• **Do this**: Scan the listing below and copy every line holding "true".

(Data items)
%%

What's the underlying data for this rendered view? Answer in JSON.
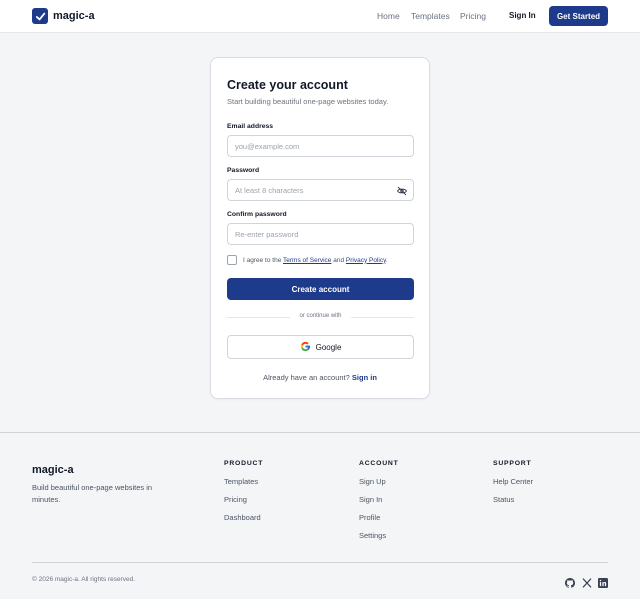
{
  "header": {
    "brand": "magic-a",
    "nav": [
      "Home",
      "Templates",
      "Pricing"
    ],
    "sign_in": "Sign In",
    "cta": "Get Started"
  },
  "card": {
    "title": "Create your account",
    "subtitle": "Start building beautiful one-page websites today.",
    "email": {
      "label": "Email address",
      "placeholder": "you@example.com",
      "value": ""
    },
    "password": {
      "label": "Password",
      "placeholder": "At least 8 characters",
      "value": ""
    },
    "confirm": {
      "label": "Confirm password",
      "placeholder": "Re-enter password",
      "value": ""
    },
    "agree": {
      "prefix": "I agree to the",
      "terms": "Terms of Service",
      "and": "and",
      "privacy": "Privacy Policy",
      "suffix": ".",
      "checked": false
    },
    "submit": "Create account",
    "divider": "or continue with",
    "google": "Google",
    "have_account": "Already have an account?",
    "sign_in_link": "Sign in"
  },
  "footer": {
    "brand": "magic-a",
    "description": "Build beautiful one-page websites in minutes.",
    "columns": [
      {
        "heading": "PRODUCT",
        "links": [
          "Templates",
          "Pricing",
          "Dashboard"
        ]
      },
      {
        "heading": "ACCOUNT",
        "links": [
          "Sign Up",
          "Sign In",
          "Profile",
          "Settings"
        ]
      },
      {
        "heading": "SUPPORT",
        "links": [
          "Help Center",
          "Status"
        ]
      }
    ],
    "copyright": "© 2026 magic-a. All rights reserved.",
    "social_icons": [
      "github-icon",
      "x-icon",
      "linkedin-icon"
    ]
  },
  "colors": {
    "brand": "#1e3a8a",
    "background": "#f4f5f7",
    "text": "#111827",
    "muted": "#6b7280"
  }
}
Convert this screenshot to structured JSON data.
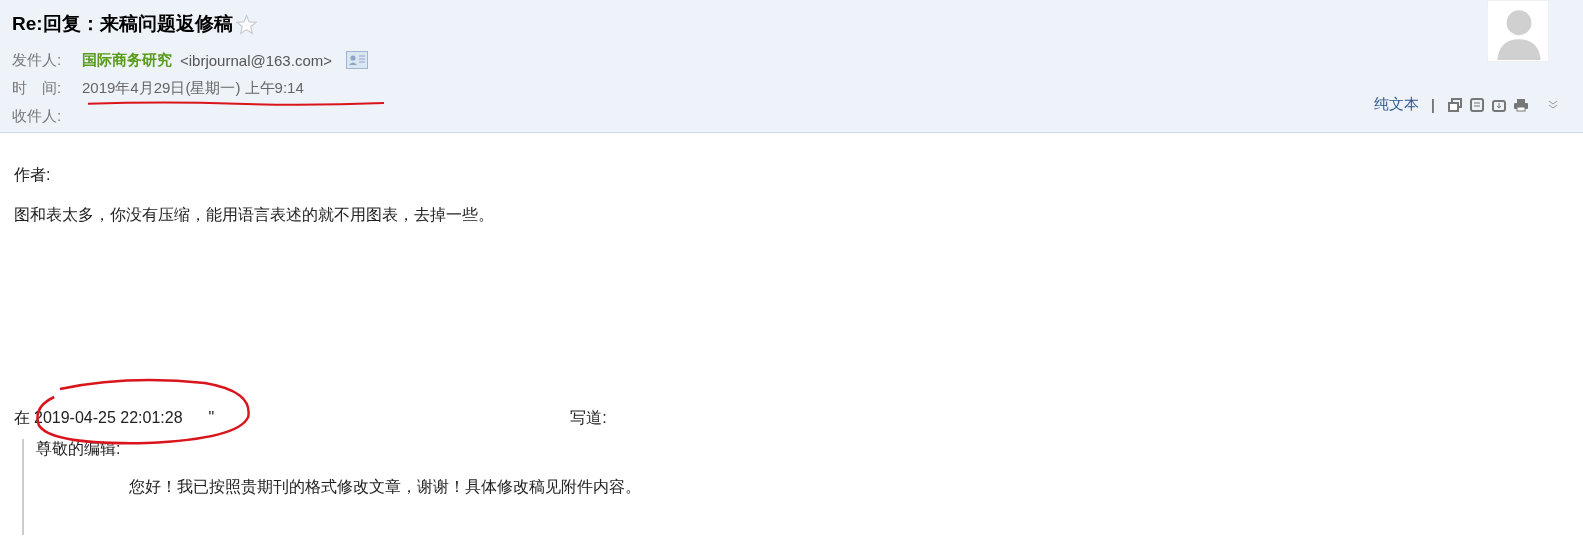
{
  "email": {
    "subject": "Re:回复：来稿问题返修稿",
    "starred": false,
    "sender": {
      "label": "发件人:",
      "name": "国际商务研究",
      "address": "<ibrjournal@163.com>"
    },
    "time": {
      "label": "时　间:",
      "value": "2019年4月29日(星期一) 上午9:14"
    },
    "recipient": {
      "label": "收件人:"
    },
    "toolbar": {
      "plain_text": "纯文本",
      "separator": "|"
    },
    "body": [
      "作者:",
      "图和表太多，你没有压缩，能用语言表述的就不用图表，去掉一些。"
    ],
    "quote": {
      "prefix": "在",
      "date": "2019-04-25 22:01:28",
      "quote_mark": "\"",
      "suffix": "写道:",
      "lines": [
        {
          "text": "尊敬的编辑:",
          "indented": false
        },
        {
          "text": "您好！我已按照贵期刊的格式修改文章，谢谢！具体修改稿见附件内容。",
          "indented": true
        }
      ]
    }
  }
}
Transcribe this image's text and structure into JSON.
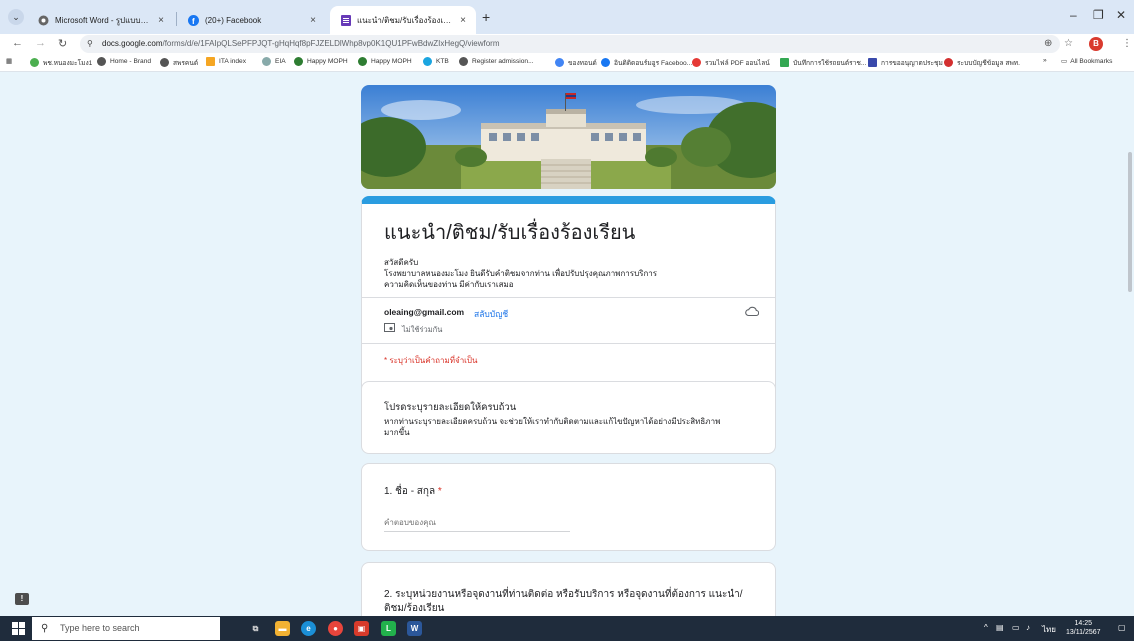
{
  "browser": {
    "tabs": [
      {
        "title": "Microsoft Word - รูปแบบการเสนอ",
        "favicon": "chrome-icon"
      },
      {
        "title": "(20+) Facebook",
        "favicon": "facebook-icon"
      },
      {
        "title": "แนะนำ/ติชม/รับเรื่องร้องเรียน",
        "favicon": "google-forms-icon"
      }
    ],
    "url_domain": "docs.google.com",
    "url_path": "/forms/d/e/1FAIpQLSePFPJQT-gHqHqf8pFJZELDlWhp8vp0K1QU1PFwBdwZIxHegQ/viewform",
    "bookmarks": [
      "พช.หนองมะโมง1",
      "Home - Brand",
      "สพรคนด์",
      "ITA index",
      "EIA",
      "Happy MOPH",
      "Happy MOPH",
      "KTB",
      "Register admission...",
      "ของทอนด์",
      "อินดิดิดอนร์มอูร Faceboo...",
      "รวมไฟล์ PDF ออนไลน์",
      "บันทึกการใช้รถยนต์ราช...",
      "การขออนุญาตประชุม",
      "ระบบบัญชีข้อมูล สพท."
    ],
    "all_bookmarks": "All Bookmarks",
    "profile_initial": "B",
    "colors": {
      "accent": "#2a9ce0",
      "required": "#d93025",
      "link": "#1a73e8"
    }
  },
  "form": {
    "title": "แนะนำ/ติชม/รับเรื่องร้องเรียน",
    "desc_line1": "สวัสดีครับ",
    "desc_line2": "โรงพยาบาลหนองมะโมง ยินดีรับคำติชมจากท่าน เพื่อปรับปรุงคุณภาพการบริการ",
    "desc_line3": "ความคิดเห็นของท่าน มีค่ากับเราเสมอ",
    "account_email": "oleaing@gmail.com",
    "switch_account": "สลับบัญชี",
    "not_shared": "ไม่ใช้ร่วมกัน",
    "required_note": "* ระบุว่าเป็นคำถามที่จำเป็น",
    "section": {
      "title": "โปรดระบุรายละเอียดให้ครบถ้วน",
      "line1": "หากท่านระบุรายละเอียดครบถ้วน จะช่วยให้เราทำกับติดตามและแก้ไขปัญหาได้อย่างมีประสิทธิภาพ",
      "line2": "มากขึ้น"
    },
    "q1": {
      "label": "1. ชื่อ - สกุล",
      "required_mark": "*",
      "placeholder": "คำตอบของคุณ"
    },
    "q2": {
      "label": "2. ระบุหน่วยงานหรือจุดงานที่ท่านติดต่อ หรือรับบริการ หรือจุดงานที่ต้องการ แนะนำ/ติชม/ร้องเรียน"
    }
  },
  "taskbar": {
    "search_placeholder": "Type here to search",
    "language": "ไทย",
    "time": "14:25",
    "date": "13/11/2567"
  }
}
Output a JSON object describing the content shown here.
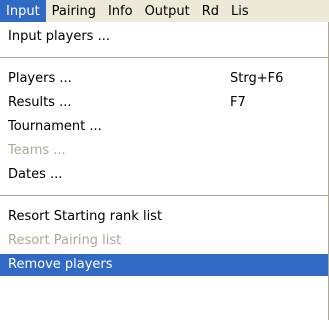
{
  "menubar": {
    "items": [
      "Input",
      "Pairing",
      "Info",
      "Output",
      "Rd",
      "Lis"
    ],
    "active_index": 0
  },
  "menu": {
    "items": [
      {
        "label": "Input players ...",
        "shortcut": "",
        "disabled": false
      },
      {
        "label": "Players ...",
        "shortcut": "Strg+F6",
        "disabled": false
      },
      {
        "label": "Results ...",
        "shortcut": "F7",
        "disabled": false
      },
      {
        "label": "Tournament ...",
        "shortcut": "",
        "disabled": false
      },
      {
        "label": "Teams ...",
        "shortcut": "",
        "disabled": true
      },
      {
        "label": "Dates ...",
        "shortcut": "",
        "disabled": false
      },
      {
        "label": "Resort Starting rank list",
        "shortcut": "",
        "disabled": false
      },
      {
        "label": "Resort Pairing list",
        "shortcut": "",
        "disabled": true
      },
      {
        "label": "Remove players",
        "shortcut": "",
        "disabled": false,
        "highlighted": true
      }
    ]
  },
  "colors": {
    "highlight": "#316ac5",
    "menubar_bg": "#ece9d8",
    "disabled_text": "#aca899"
  }
}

%%

• **Output of the task**:
          "indented": true
        "disabled": true
        "disabled": true
        "highlighted": true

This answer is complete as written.